(Dataset entries on figures)
################

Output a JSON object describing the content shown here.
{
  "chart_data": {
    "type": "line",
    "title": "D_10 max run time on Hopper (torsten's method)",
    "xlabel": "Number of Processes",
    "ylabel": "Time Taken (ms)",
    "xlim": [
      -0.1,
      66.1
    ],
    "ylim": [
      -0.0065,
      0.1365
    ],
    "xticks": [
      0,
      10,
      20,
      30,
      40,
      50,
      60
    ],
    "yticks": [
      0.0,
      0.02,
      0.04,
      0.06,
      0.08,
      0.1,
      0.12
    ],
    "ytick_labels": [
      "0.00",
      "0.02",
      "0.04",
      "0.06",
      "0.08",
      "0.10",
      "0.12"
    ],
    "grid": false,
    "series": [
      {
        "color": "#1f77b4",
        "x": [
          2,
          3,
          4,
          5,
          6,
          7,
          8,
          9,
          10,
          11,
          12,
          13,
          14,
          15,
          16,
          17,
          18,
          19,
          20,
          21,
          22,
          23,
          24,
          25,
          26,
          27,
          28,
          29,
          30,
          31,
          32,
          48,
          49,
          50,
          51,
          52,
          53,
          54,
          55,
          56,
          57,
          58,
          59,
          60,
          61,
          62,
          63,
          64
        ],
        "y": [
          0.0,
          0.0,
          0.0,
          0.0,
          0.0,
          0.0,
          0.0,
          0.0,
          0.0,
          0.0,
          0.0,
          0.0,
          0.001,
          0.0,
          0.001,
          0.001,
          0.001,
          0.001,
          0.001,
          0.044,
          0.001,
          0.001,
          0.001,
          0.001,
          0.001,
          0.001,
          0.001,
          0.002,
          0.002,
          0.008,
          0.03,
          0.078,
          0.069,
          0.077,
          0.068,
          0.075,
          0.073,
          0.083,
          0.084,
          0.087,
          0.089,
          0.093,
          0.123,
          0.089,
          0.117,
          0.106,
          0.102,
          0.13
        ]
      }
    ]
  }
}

################

EXERCISE - Send back each record exactly as it stands.

FINAL RESULT -
Output a JSON object describing the content shown here.
{
  "chart_data": {
    "type": "line",
    "title": "D_10 max run time on Hopper (torsten's method)",
    "xlabel": "Number of Processes",
    "ylabel": "Time Taken (ms)",
    "xlim": [
      -0.1,
      66.1
    ],
    "ylim": [
      -0.0065,
      0.1365
    ],
    "xticks": [
      0,
      10,
      20,
      30,
      40,
      50,
      60
    ],
    "yticks": [
      0.0,
      0.02,
      0.04,
      0.06,
      0.08,
      0.1,
      0.12
    ],
    "ytick_labels": [
      "0.00",
      "0.02",
      "0.04",
      "0.06",
      "0.08",
      "0.10",
      "0.12"
    ],
    "grid": false,
    "series": [
      {
        "color": "#1f77b4",
        "x": [
          2,
          3,
          4,
          5,
          6,
          7,
          8,
          9,
          10,
          11,
          12,
          13,
          14,
          15,
          16,
          17,
          18,
          19,
          20,
          21,
          22,
          23,
          24,
          25,
          26,
          27,
          28,
          29,
          30,
          31,
          32,
          48,
          49,
          50,
          51,
          52,
          53,
          54,
          55,
          56,
          57,
          58,
          59,
          60,
          61,
          62,
          63,
          64
        ],
        "y": [
          0.0,
          0.0,
          0.0,
          0.0,
          0.0,
          0.0,
          0.0,
          0.0,
          0.0,
          0.0,
          0.0,
          0.0,
          0.001,
          0.0,
          0.001,
          0.001,
          0.001,
          0.001,
          0.001,
          0.044,
          0.001,
          0.001,
          0.001,
          0.001,
          0.001,
          0.001,
          0.001,
          0.002,
          0.002,
          0.008,
          0.03,
          0.078,
          0.069,
          0.077,
          0.068,
          0.075,
          0.073,
          0.083,
          0.084,
          0.087,
          0.089,
          0.093,
          0.123,
          0.089,
          0.117,
          0.106,
          0.102,
          0.13
        ]
      }
    ]
  }
}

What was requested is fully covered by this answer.